STATED GOAL: Omit the pictures and return every entry exactly as written.

DATASET RECORDS:
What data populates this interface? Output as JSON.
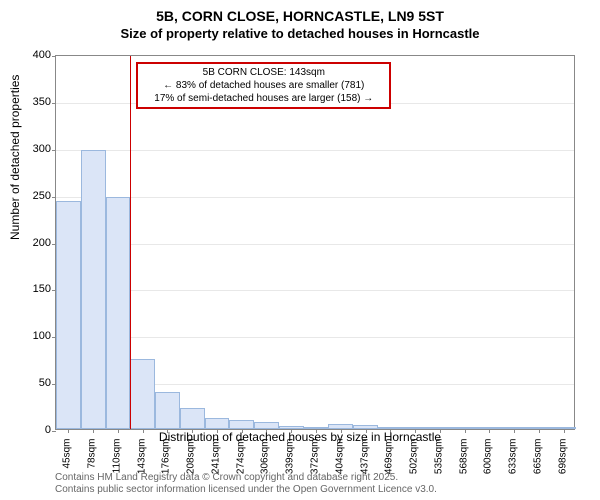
{
  "title": "5B, CORN CLOSE, HORNCASTLE, LN9 5ST",
  "subtitle": "Size of property relative to detached houses in Horncastle",
  "ylabel": "Number of detached properties",
  "xlabel": "Distribution of detached houses by size in Horncastle",
  "footer1": "Contains HM Land Registry data © Crown copyright and database right 2025.",
  "footer2": "Contains public sector information licensed under the Open Government Licence v3.0.",
  "chart": {
    "type": "bar",
    "ylim": [
      0,
      400
    ],
    "ytick_step": 50,
    "yticks": [
      0,
      50,
      100,
      150,
      200,
      250,
      300,
      350,
      400
    ],
    "categories": [
      "45sqm",
      "78sqm",
      "110sqm",
      "143sqm",
      "176sqm",
      "208sqm",
      "241sqm",
      "274sqm",
      "306sqm",
      "339sqm",
      "372sqm",
      "404sqm",
      "437sqm",
      "469sqm",
      "502sqm",
      "535sqm",
      "568sqm",
      "600sqm",
      "633sqm",
      "665sqm",
      "698sqm"
    ],
    "values": [
      243,
      298,
      248,
      75,
      40,
      22,
      12,
      10,
      8,
      3,
      2,
      5,
      4,
      1,
      2,
      1,
      1,
      2,
      0,
      1,
      1
    ],
    "bar_fill": "#dbe5f7",
    "bar_border": "#9bb8de",
    "grid_color": "#e8e8e8",
    "axis_color": "#888888",
    "background": "#ffffff",
    "refline_x_index": 3,
    "refline_color": "#cc0000"
  },
  "callout": {
    "line1": "5B CORN CLOSE: 143sqm",
    "line2": "← 83% of detached houses are smaller (781)",
    "line3": "17% of semi-detached houses are larger (158) →",
    "border_color": "#cc0000"
  }
}
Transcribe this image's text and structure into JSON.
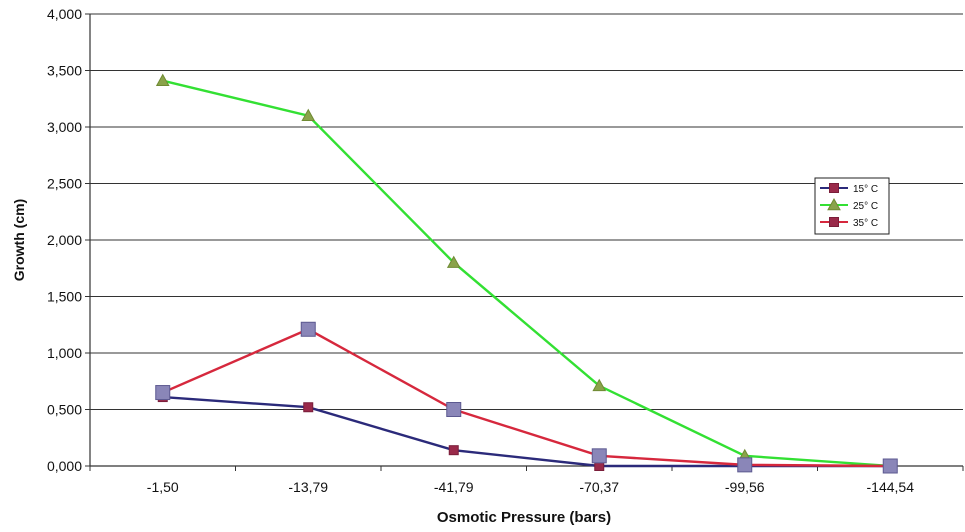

WORKED ANSWER:
What data populates this interface? Output as JSON.
{
  "title": "5B, CORN CLOSE, HORNCASTLE, LN9 5ST",
  "subtitle": "Size of property relative to detached houses in Horncastle",
  "ylabel": "Number of detached properties",
  "xlabel": "Distribution of detached houses by size in Horncastle",
  "footer1": "Contains HM Land Registry data © Crown copyright and database right 2025.",
  "footer2": "Contains public sector information licensed under the Open Government Licence v3.0.",
  "chart": {
    "type": "bar",
    "ylim": [
      0,
      400
    ],
    "ytick_step": 50,
    "yticks": [
      0,
      50,
      100,
      150,
      200,
      250,
      300,
      350,
      400
    ],
    "categories": [
      "45sqm",
      "78sqm",
      "110sqm",
      "143sqm",
      "176sqm",
      "208sqm",
      "241sqm",
      "274sqm",
      "306sqm",
      "339sqm",
      "372sqm",
      "404sqm",
      "437sqm",
      "469sqm",
      "502sqm",
      "535sqm",
      "568sqm",
      "600sqm",
      "633sqm",
      "665sqm",
      "698sqm"
    ],
    "values": [
      243,
      298,
      248,
      75,
      40,
      22,
      12,
      10,
      8,
      3,
      2,
      5,
      4,
      1,
      2,
      1,
      1,
      2,
      0,
      1,
      1
    ],
    "bar_fill": "#dbe5f7",
    "bar_border": "#9bb8de",
    "grid_color": "#e8e8e8",
    "axis_color": "#888888",
    "background": "#ffffff",
    "refline_x_index": 3,
    "refline_color": "#cc0000"
  },
  "callout": {
    "line1": "5B CORN CLOSE: 143sqm",
    "line2": "← 83% of detached houses are smaller (781)",
    "line3": "17% of semi-detached houses are larger (158) →",
    "border_color": "#cc0000"
  }
}
Transcribe this image's text and structure into JSON.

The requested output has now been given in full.